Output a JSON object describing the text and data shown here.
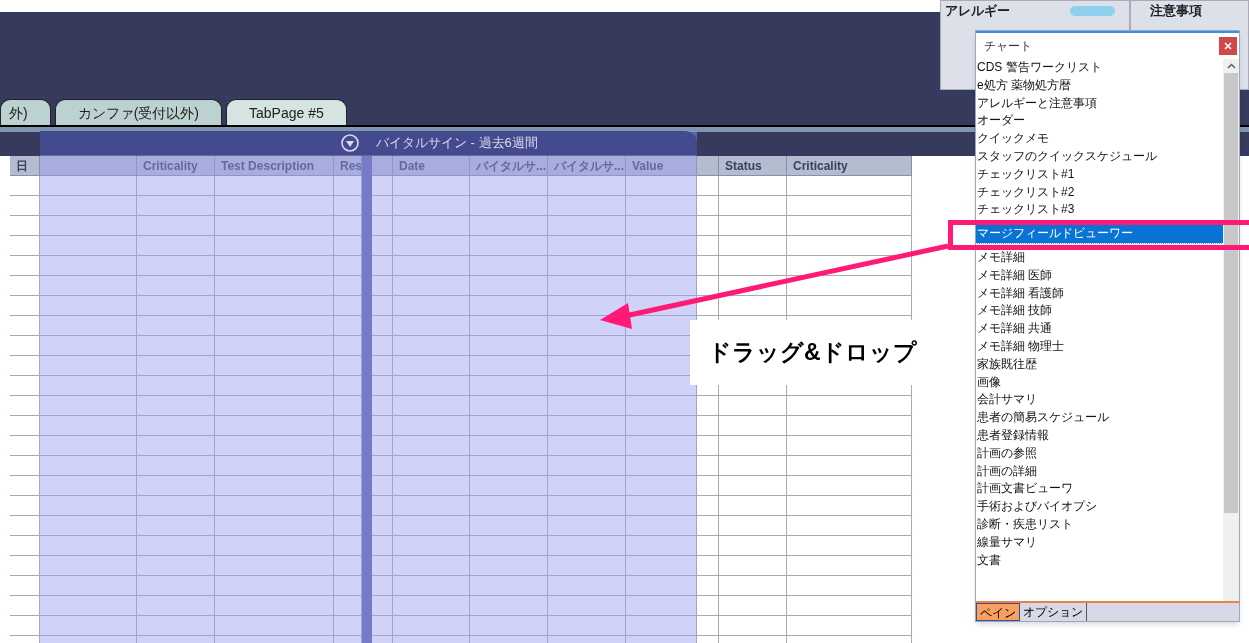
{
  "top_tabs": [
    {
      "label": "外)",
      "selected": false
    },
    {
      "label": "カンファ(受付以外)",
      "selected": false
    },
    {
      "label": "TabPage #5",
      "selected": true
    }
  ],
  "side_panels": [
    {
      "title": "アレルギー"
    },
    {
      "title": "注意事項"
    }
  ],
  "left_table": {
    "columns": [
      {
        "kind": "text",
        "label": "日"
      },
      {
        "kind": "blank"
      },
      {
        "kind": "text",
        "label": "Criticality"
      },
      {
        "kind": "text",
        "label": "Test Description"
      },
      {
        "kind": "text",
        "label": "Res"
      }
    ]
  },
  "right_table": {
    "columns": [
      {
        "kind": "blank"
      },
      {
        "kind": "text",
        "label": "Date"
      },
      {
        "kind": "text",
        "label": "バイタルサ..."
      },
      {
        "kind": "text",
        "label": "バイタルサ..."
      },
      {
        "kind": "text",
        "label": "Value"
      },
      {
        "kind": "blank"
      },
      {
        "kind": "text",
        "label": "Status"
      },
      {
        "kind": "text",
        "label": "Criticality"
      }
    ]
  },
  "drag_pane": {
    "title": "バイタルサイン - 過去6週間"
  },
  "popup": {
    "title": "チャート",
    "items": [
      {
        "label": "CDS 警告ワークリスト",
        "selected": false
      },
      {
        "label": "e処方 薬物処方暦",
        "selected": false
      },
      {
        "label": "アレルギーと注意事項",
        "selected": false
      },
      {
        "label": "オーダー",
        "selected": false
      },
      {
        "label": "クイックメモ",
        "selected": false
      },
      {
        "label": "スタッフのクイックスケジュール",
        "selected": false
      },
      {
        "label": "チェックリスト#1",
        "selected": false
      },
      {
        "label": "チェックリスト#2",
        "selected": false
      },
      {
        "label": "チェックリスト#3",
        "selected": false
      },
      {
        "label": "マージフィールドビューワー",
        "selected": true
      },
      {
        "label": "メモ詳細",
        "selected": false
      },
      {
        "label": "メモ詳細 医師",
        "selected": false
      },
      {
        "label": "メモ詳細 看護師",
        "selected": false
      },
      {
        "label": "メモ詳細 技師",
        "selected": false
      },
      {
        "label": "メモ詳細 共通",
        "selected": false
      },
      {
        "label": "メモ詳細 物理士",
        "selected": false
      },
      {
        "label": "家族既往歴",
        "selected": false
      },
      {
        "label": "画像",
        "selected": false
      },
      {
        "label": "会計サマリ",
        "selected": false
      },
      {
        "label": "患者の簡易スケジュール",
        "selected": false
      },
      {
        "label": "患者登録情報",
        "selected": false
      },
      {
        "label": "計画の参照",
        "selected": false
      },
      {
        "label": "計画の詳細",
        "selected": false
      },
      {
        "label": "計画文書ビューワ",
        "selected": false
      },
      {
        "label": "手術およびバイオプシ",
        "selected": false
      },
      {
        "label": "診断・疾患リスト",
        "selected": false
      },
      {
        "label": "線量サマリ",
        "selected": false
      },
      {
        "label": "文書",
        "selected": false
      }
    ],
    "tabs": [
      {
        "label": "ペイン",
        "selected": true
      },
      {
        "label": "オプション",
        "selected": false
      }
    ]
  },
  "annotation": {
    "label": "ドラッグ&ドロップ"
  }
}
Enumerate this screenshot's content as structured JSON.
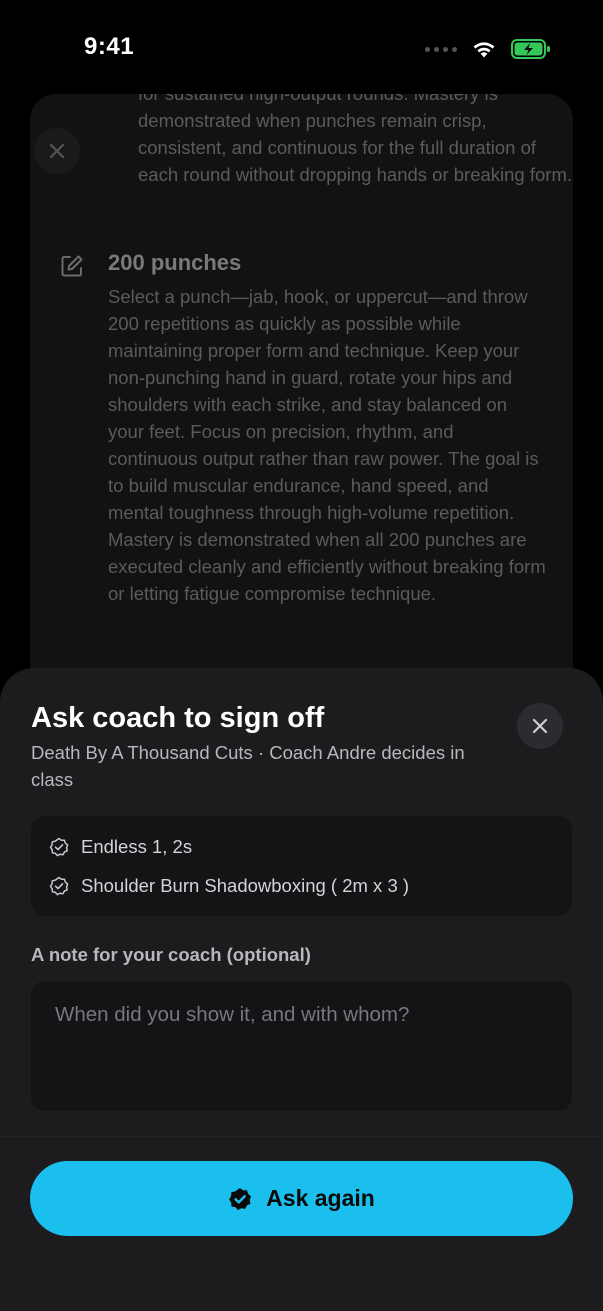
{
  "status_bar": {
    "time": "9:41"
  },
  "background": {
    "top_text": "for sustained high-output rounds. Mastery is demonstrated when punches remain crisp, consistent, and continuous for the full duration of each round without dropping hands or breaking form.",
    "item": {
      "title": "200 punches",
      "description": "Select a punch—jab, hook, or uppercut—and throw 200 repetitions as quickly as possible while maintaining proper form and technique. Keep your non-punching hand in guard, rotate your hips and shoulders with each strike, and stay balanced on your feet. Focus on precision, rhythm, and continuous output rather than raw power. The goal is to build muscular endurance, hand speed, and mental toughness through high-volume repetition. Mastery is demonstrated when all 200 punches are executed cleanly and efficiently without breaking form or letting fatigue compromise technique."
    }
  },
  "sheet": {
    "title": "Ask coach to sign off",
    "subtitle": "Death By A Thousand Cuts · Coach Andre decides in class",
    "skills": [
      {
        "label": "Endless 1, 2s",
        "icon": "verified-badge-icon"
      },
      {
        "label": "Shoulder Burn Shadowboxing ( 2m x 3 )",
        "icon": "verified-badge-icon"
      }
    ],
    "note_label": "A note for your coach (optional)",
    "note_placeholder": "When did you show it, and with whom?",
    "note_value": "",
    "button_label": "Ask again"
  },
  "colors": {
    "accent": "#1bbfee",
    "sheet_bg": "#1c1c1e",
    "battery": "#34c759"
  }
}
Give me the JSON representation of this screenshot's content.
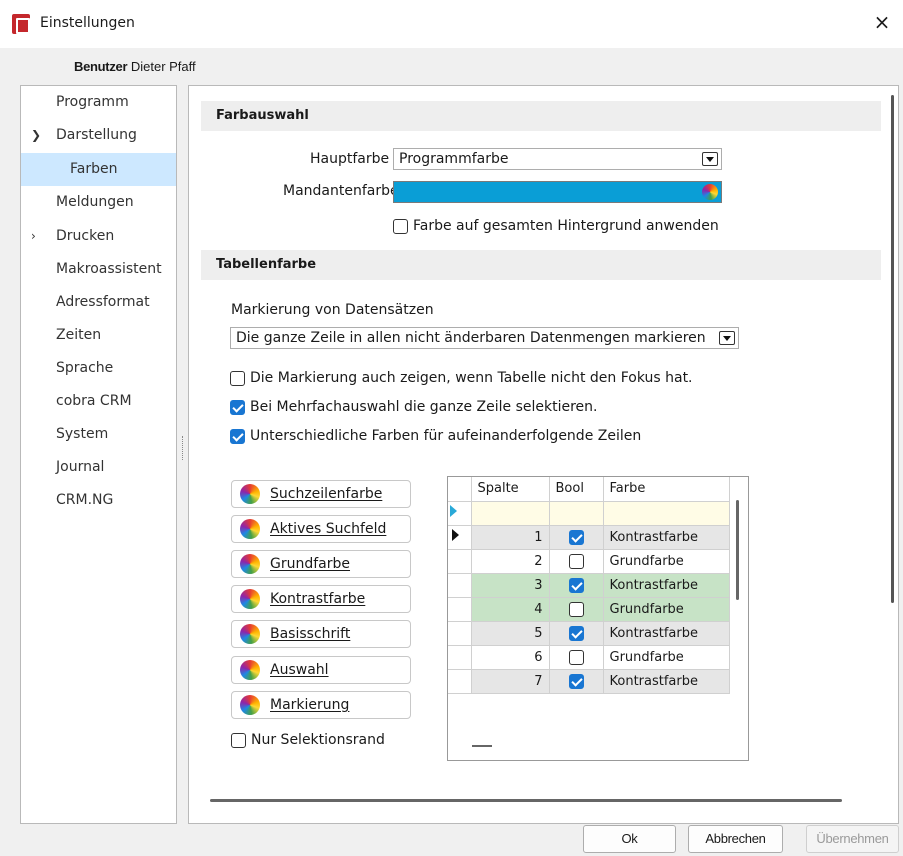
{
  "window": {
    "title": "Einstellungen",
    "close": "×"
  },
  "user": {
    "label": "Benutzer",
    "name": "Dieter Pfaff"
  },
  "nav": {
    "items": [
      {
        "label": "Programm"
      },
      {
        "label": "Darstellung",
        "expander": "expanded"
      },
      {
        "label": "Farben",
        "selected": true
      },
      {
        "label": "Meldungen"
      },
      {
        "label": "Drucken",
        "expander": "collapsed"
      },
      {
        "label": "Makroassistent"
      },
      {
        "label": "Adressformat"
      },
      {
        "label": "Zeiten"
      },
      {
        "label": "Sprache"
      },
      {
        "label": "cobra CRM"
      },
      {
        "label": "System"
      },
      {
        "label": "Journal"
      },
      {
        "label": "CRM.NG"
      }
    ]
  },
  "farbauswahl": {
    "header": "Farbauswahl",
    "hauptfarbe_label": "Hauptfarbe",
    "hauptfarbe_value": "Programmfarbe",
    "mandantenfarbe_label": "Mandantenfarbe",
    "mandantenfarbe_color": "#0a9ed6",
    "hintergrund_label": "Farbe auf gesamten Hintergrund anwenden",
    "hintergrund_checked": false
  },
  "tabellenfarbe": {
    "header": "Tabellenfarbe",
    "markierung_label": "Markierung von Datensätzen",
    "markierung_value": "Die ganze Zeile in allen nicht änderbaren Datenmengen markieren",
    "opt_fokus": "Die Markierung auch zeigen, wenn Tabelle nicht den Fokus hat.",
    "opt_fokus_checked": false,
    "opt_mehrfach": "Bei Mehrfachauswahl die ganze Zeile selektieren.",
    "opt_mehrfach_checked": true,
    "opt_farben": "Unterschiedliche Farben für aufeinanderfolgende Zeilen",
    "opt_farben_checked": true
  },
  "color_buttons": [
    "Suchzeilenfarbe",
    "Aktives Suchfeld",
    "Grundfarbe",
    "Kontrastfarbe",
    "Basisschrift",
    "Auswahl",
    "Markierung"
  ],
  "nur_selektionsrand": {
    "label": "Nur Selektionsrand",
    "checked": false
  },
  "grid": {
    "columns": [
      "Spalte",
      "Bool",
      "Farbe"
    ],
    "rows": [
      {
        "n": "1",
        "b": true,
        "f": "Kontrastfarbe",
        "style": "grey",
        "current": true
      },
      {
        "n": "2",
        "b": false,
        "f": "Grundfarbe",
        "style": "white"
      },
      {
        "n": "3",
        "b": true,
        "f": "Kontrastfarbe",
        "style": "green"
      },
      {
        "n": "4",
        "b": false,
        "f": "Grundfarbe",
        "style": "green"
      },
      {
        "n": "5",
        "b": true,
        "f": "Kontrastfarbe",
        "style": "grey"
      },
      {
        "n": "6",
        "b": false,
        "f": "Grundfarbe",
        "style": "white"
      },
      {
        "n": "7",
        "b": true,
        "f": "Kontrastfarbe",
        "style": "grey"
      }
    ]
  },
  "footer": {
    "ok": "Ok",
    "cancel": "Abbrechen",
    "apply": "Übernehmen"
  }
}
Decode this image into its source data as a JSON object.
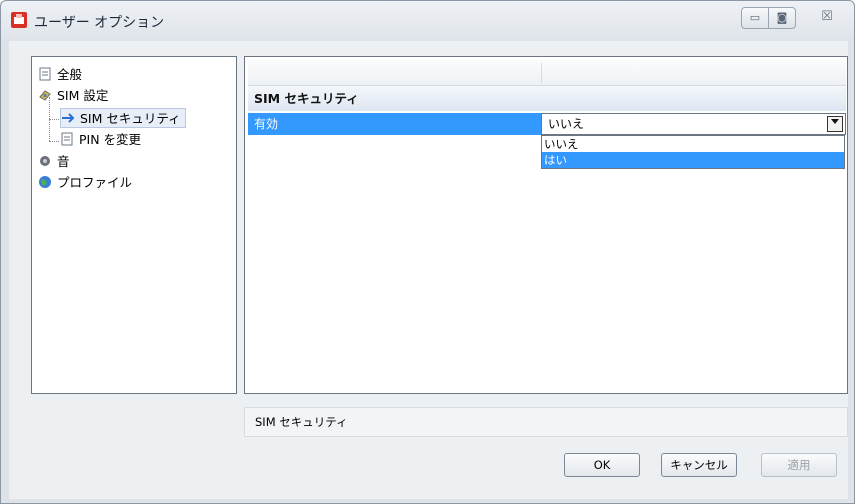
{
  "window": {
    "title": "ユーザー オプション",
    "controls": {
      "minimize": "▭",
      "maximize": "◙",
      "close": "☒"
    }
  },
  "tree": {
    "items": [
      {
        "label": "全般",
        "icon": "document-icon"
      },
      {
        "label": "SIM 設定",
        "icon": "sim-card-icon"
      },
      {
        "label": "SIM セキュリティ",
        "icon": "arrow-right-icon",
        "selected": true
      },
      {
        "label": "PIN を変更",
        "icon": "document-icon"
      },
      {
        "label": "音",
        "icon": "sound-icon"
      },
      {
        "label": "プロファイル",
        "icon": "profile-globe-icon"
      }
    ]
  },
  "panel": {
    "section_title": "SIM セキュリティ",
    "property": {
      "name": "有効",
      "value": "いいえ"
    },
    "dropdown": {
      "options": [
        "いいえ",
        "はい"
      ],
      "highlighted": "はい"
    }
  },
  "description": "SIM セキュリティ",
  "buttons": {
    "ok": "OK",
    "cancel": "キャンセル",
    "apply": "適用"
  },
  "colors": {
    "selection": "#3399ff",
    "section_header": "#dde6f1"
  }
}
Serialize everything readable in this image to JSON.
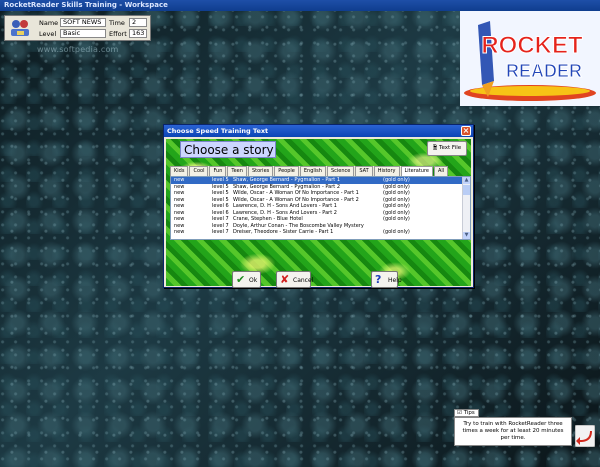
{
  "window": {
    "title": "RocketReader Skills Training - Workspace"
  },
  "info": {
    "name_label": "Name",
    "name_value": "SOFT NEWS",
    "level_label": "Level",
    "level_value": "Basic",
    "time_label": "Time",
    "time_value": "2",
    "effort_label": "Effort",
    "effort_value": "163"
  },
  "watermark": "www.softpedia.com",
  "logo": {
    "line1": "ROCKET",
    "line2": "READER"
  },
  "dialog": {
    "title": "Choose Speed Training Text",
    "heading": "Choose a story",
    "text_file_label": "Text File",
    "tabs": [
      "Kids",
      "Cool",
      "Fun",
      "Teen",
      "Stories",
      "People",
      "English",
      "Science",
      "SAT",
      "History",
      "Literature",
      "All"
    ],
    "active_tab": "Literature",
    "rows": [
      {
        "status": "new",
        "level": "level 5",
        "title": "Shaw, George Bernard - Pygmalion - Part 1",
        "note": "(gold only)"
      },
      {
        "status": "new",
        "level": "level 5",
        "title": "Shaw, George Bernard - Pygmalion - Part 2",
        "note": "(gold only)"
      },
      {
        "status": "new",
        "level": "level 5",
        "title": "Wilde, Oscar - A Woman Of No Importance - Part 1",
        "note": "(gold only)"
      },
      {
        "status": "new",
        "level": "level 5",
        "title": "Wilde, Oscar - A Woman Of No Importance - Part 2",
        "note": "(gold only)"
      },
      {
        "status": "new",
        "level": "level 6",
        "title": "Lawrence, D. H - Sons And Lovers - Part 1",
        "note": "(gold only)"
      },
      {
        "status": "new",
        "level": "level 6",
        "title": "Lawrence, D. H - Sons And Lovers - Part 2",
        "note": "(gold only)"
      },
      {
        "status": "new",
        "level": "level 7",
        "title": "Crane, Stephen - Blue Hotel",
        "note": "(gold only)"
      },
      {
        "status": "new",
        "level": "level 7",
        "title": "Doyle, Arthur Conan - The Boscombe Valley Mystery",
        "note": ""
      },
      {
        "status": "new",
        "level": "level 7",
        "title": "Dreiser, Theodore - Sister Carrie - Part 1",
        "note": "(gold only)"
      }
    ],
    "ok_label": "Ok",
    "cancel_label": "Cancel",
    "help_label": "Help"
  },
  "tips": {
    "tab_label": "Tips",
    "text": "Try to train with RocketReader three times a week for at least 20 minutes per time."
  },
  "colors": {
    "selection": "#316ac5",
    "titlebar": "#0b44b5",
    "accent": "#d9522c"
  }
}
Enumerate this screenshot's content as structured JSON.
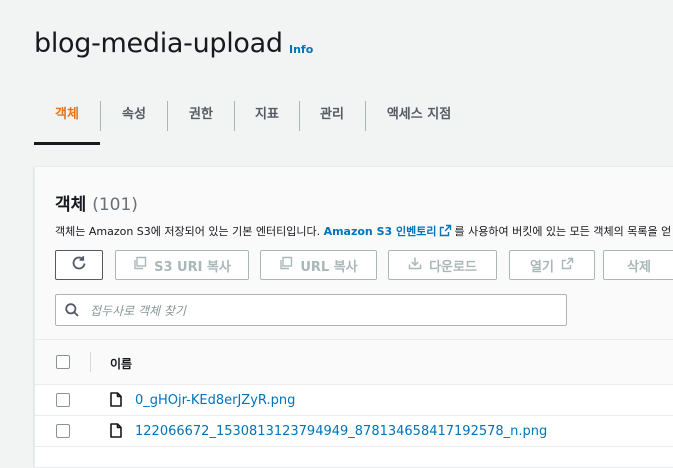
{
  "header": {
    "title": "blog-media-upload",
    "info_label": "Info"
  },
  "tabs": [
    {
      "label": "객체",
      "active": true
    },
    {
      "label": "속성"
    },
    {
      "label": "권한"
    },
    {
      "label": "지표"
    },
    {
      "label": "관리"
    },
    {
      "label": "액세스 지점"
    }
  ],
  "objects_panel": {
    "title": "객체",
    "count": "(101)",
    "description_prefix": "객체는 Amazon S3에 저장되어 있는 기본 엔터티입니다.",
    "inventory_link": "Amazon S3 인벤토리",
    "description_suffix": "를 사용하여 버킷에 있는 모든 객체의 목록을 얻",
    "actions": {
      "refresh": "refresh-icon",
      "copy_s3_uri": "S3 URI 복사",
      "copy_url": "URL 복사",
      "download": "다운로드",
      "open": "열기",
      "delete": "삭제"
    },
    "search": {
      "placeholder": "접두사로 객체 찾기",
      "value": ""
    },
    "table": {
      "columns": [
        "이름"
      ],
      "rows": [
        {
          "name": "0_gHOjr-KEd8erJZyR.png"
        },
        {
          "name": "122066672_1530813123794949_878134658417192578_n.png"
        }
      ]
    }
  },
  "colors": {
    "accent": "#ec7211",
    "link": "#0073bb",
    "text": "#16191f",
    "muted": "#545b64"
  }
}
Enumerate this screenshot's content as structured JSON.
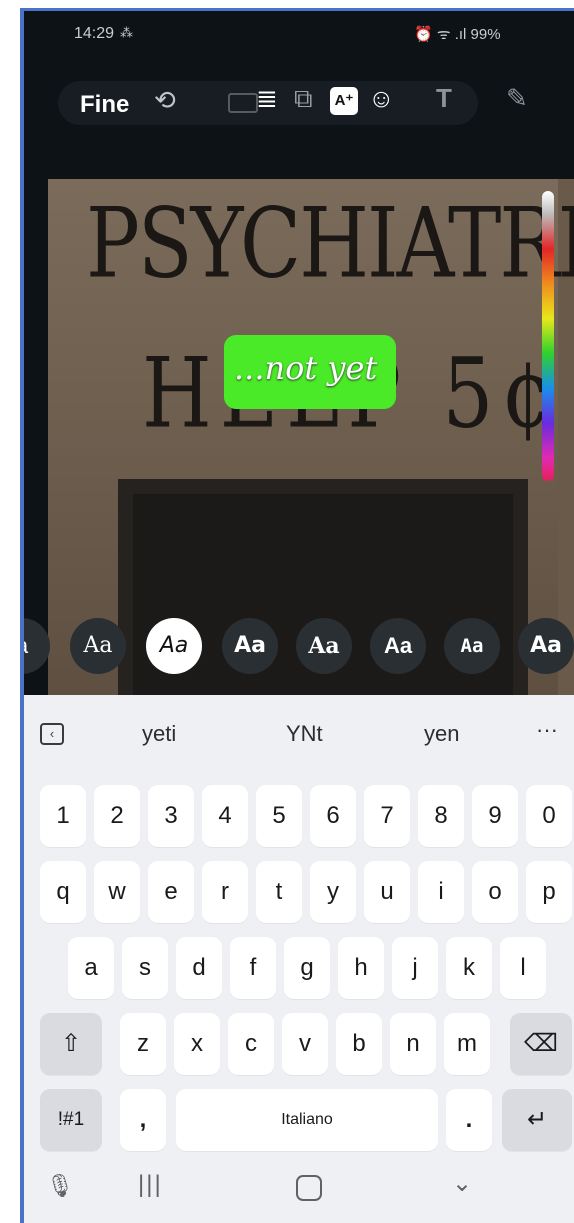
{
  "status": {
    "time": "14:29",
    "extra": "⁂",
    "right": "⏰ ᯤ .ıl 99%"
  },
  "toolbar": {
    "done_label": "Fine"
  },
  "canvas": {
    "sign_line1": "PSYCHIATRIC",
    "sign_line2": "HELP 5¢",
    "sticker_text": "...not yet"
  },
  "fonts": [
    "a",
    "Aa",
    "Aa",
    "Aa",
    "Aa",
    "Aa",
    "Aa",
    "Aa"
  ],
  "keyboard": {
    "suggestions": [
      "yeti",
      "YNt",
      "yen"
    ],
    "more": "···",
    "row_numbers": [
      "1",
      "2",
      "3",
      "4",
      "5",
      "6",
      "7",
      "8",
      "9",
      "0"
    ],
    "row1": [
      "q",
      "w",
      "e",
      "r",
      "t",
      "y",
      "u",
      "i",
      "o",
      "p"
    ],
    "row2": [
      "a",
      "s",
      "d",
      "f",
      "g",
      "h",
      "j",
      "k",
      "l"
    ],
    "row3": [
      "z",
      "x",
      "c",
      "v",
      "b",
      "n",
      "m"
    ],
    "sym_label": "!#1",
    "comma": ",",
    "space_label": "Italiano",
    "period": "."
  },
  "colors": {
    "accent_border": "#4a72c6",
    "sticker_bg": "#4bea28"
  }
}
● ● ● ● ●
Copy down every line of the entries containing the word "Importance".

ANSWER TO THE TASK.
        "title": "Wilde, Oscar - A Woman Of No Importance - Part 1",
        "title": "Wilde, Oscar - A Woman Of No Importance - Part 2",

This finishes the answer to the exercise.